▶ TASK GOAL: Render the following material again verbatim, leaving nothing out.

▶ RAW RECORDS:
---+---
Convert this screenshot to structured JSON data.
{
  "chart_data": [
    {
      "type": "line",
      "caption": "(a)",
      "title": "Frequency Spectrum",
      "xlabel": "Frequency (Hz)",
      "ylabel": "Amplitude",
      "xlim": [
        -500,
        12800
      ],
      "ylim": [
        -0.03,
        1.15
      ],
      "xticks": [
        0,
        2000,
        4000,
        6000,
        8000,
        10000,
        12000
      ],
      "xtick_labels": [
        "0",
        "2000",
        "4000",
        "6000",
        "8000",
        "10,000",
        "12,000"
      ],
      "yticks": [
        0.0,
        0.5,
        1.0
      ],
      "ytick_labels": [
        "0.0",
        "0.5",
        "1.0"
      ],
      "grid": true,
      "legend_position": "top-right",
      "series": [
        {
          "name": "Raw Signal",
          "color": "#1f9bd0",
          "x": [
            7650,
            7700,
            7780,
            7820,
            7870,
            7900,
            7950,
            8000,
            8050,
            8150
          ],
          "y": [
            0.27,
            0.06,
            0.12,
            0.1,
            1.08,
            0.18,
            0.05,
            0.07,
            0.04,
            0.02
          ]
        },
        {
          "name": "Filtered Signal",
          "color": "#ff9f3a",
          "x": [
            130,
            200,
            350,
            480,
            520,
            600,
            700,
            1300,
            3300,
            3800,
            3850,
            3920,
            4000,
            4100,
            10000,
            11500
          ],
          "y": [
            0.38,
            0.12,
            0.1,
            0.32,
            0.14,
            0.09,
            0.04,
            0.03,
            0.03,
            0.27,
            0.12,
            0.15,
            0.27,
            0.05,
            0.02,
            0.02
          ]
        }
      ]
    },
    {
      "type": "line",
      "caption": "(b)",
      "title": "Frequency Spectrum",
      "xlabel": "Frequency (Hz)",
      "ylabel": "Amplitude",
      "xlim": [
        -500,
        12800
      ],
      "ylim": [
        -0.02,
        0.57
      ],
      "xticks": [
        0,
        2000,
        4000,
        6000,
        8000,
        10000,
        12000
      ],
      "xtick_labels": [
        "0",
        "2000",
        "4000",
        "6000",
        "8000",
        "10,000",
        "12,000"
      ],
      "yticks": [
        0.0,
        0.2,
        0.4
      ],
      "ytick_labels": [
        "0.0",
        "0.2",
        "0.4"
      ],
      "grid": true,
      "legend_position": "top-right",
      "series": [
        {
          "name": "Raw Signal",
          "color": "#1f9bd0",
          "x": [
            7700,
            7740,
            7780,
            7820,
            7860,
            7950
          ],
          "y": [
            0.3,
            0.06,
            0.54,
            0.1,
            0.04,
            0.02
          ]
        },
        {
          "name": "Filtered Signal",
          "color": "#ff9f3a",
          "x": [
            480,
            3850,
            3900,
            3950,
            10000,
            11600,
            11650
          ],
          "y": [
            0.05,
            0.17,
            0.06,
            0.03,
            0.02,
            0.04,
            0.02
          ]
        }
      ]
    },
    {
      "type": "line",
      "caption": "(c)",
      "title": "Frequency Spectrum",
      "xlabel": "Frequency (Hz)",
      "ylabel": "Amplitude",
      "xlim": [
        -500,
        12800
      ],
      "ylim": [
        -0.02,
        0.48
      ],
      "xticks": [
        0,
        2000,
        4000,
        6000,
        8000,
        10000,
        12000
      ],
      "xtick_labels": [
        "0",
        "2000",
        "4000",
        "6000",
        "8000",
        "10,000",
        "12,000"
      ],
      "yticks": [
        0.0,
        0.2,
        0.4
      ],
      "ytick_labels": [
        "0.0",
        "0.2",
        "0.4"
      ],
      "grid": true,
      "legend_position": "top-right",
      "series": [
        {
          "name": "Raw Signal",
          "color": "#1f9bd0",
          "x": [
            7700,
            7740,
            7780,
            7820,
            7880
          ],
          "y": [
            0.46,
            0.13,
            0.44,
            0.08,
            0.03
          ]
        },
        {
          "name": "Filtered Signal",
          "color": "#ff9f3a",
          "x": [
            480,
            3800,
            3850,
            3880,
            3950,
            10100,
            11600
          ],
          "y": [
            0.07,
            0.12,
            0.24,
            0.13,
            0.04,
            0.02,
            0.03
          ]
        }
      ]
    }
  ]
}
---+---
▶ ANSWER TO THE EXERCISE:
Convert this screenshot to structured JSON data.
{
  "chart_data": [
    {
      "type": "line",
      "caption": "(a)",
      "title": "Frequency Spectrum",
      "xlabel": "Frequency (Hz)",
      "ylabel": "Amplitude",
      "xlim": [
        -500,
        12800
      ],
      "ylim": [
        -0.03,
        1.15
      ],
      "xticks": [
        0,
        2000,
        4000,
        6000,
        8000,
        10000,
        12000
      ],
      "xtick_labels": [
        "0",
        "2000",
        "4000",
        "6000",
        "8000",
        "10,000",
        "12,000"
      ],
      "yticks": [
        0.0,
        0.5,
        1.0
      ],
      "ytick_labels": [
        "0.0",
        "0.5",
        "1.0"
      ],
      "grid": true,
      "legend_position": "top-right",
      "series": [
        {
          "name": "Raw Signal",
          "color": "#1f9bd0",
          "x": [
            7650,
            7700,
            7780,
            7820,
            7870,
            7900,
            7950,
            8000,
            8050,
            8150
          ],
          "y": [
            0.27,
            0.06,
            0.12,
            0.1,
            1.08,
            0.18,
            0.05,
            0.07,
            0.04,
            0.02
          ]
        },
        {
          "name": "Filtered Signal",
          "color": "#ff9f3a",
          "x": [
            130,
            200,
            350,
            480,
            520,
            600,
            700,
            1300,
            3300,
            3800,
            3850,
            3920,
            4000,
            4100,
            10000,
            11500
          ],
          "y": [
            0.38,
            0.12,
            0.1,
            0.32,
            0.14,
            0.09,
            0.04,
            0.03,
            0.03,
            0.27,
            0.12,
            0.15,
            0.27,
            0.05,
            0.02,
            0.02
          ]
        }
      ]
    },
    {
      "type": "line",
      "caption": "(b)",
      "title": "Frequency Spectrum",
      "xlabel": "Frequency (Hz)",
      "ylabel": "Amplitude",
      "xlim": [
        -500,
        12800
      ],
      "ylim": [
        -0.02,
        0.57
      ],
      "xticks": [
        0,
        2000,
        4000,
        6000,
        8000,
        10000,
        12000
      ],
      "xtick_labels": [
        "0",
        "2000",
        "4000",
        "6000",
        "8000",
        "10,000",
        "12,000"
      ],
      "yticks": [
        0.0,
        0.2,
        0.4
      ],
      "ytick_labels": [
        "0.0",
        "0.2",
        "0.4"
      ],
      "grid": true,
      "legend_position": "top-right",
      "series": [
        {
          "name": "Raw Signal",
          "color": "#1f9bd0",
          "x": [
            7700,
            7740,
            7780,
            7820,
            7860,
            7950
          ],
          "y": [
            0.3,
            0.06,
            0.54,
            0.1,
            0.04,
            0.02
          ]
        },
        {
          "name": "Filtered Signal",
          "color": "#ff9f3a",
          "x": [
            480,
            3850,
            3900,
            3950,
            10000,
            11600,
            11650
          ],
          "y": [
            0.05,
            0.17,
            0.06,
            0.03,
            0.02,
            0.04,
            0.02
          ]
        }
      ]
    },
    {
      "type": "line",
      "caption": "(c)",
      "title": "Frequency Spectrum",
      "xlabel": "Frequency (Hz)",
      "ylabel": "Amplitude",
      "xlim": [
        -500,
        12800
      ],
      "ylim": [
        -0.02,
        0.48
      ],
      "xticks": [
        0,
        2000,
        4000,
        6000,
        8000,
        10000,
        12000
      ],
      "xtick_labels": [
        "0",
        "2000",
        "4000",
        "6000",
        "8000",
        "10,000",
        "12,000"
      ],
      "yticks": [
        0.0,
        0.2,
        0.4
      ],
      "ytick_labels": [
        "0.0",
        "0.2",
        "0.4"
      ],
      "grid": true,
      "legend_position": "top-right",
      "series": [
        {
          "name": "Raw Signal",
          "color": "#1f9bd0",
          "x": [
            7700,
            7740,
            7780,
            7820,
            7880
          ],
          "y": [
            0.46,
            0.13,
            0.44,
            0.08,
            0.03
          ]
        },
        {
          "name": "Filtered Signal",
          "color": "#ff9f3a",
          "x": [
            480,
            3800,
            3850,
            3880,
            3950,
            10100,
            11600
          ],
          "y": [
            0.07,
            0.12,
            0.24,
            0.13,
            0.04,
            0.02,
            0.03
          ]
        }
      ]
    }
  ]
}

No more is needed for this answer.